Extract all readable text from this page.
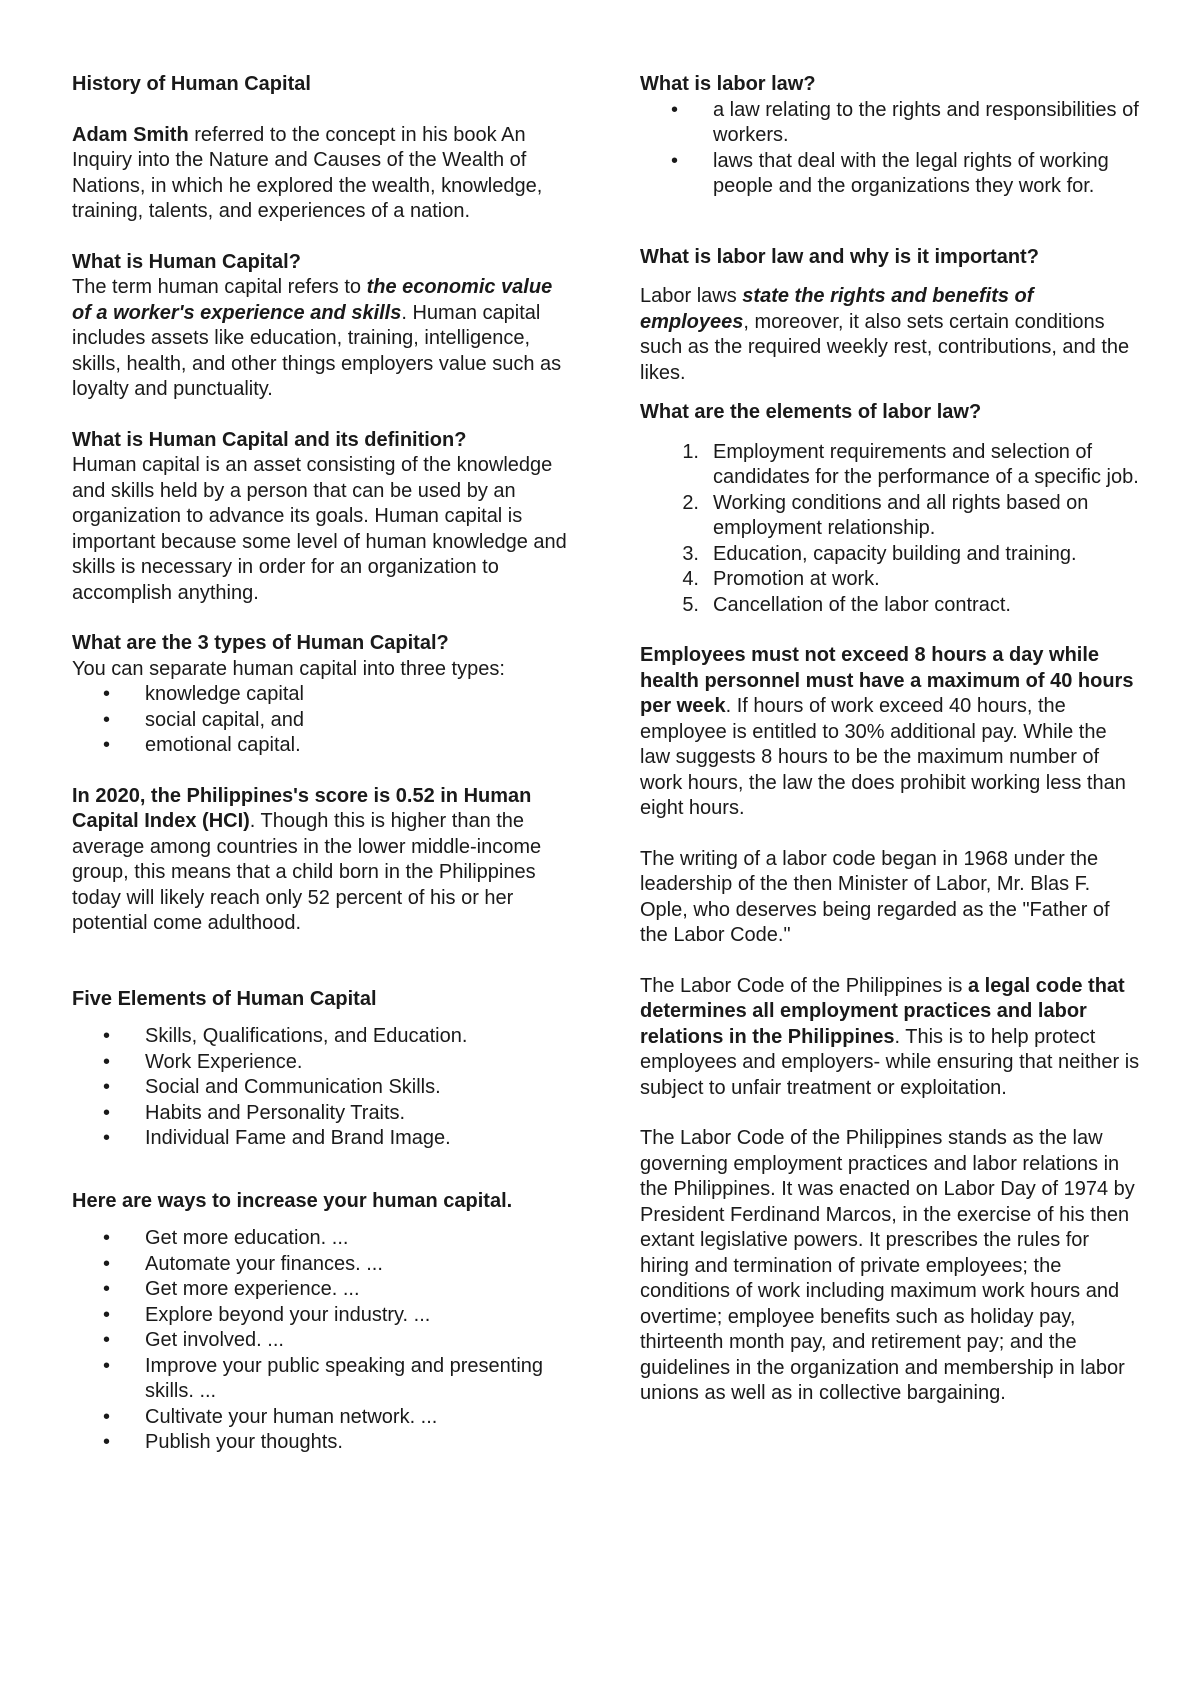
History of Human Capital

Adam Smith referred to the concept in his book An Inquiry into the Nature and Causes of the Wealth of Nations, in which he explored the wealth, knowledge, training, talents, and experiences of a nation.

What is Human Capital?

The term human capital refers to the economic value of a worker's experience and skills. Human capital includes assets like education, training, intelligence, skills, health, and other things employers value such as loyalty and punctuality.

What is Human Capital and its definition?

Human capital is an asset consisting of the knowledge and skills held by a person that can be used by an organization to advance its goals. Human capital is important because some level of human knowledge and skills is necessary in order for an organization to accomplish anything.

What are the 3 types of Human Capital?

You can separate human capital into three types:

• knowledge capital
• social capital, and
• emotional capital.

In 2020, the Philippines's score is 0.52 in Human Capital Index (HCI). Though this is higher than the average among countries in the lower middle-income group, this means that a child born in the Philippines today will likely reach only 52 percent of his or her potential come adulthood.

Five Elements of Human Capital

• Skills, Qualifications, and Education.
• Work Experience.
• Social and Communication Skills.
• Habits and Personality Traits.
• Individual Fame and Brand Image.

Here are ways to increase your human capital.

• Get more education. ...
• Automate your finances. ...
• Get more experience. ...
• Explore beyond your industry. ...
• Get involved. ...
• Improve your public speaking and presenting skills. ...
• Cultivate your human network. ...
• Publish your thoughts.

What is labor law?

• a law relating to the rights and responsibilities of workers.
• laws that deal with the legal rights of working people and the organizations they work for.

What is labor law and why is it important?

Labor laws state the rights and benefits of employees, moreover, it also sets certain conditions such as the required weekly rest, contributions, and the likes.

What are the elements of labor law?

1. Employment requirements and selection of candidates for the performance of a specific job.
2. Working conditions and all rights based on employment relationship.
3. Education, capacity building and training.
4. Promotion at work.
5. Cancellation of the labor contract.

Employees must not exceed 8 hours a day while health personnel must have a maximum of 40 hours per week. If hours of work exceed 40 hours, the employee is entitled to 30% additional pay. While the law suggests 8 hours to be the maximum number of work hours, the law the does prohibit working less than eight hours.

The writing of a labor code began in 1968 under the leadership of the then Minister of Labor, Mr. Blas F. Ople, who deserves being regarded as the "Father of the Labor Code."

The Labor Code of the Philippines is a legal code that determines all employment practices and labor relations in the Philippines. This is to help protect employees and employers- while ensuring that neither is subject to unfair treatment or exploitation.

The Labor Code of the Philippines stands as the law governing employment practices and labor relations in the Philippines. It was enacted on Labor Day of 1974 by President Ferdinand Marcos, in the exercise of his then extant legislative powers. It prescribes the rules for hiring and termination of private employees; the conditions of work including maximum work hours and overtime; employee benefits such as holiday pay, thirteenth month pay, and retirement pay; and the guidelines in the organization and membership in labor unions as well as in collective bargaining.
_ _ _
Reply with nothing except the number of lines in the listing above that include "into".

* _Result of this task_: 2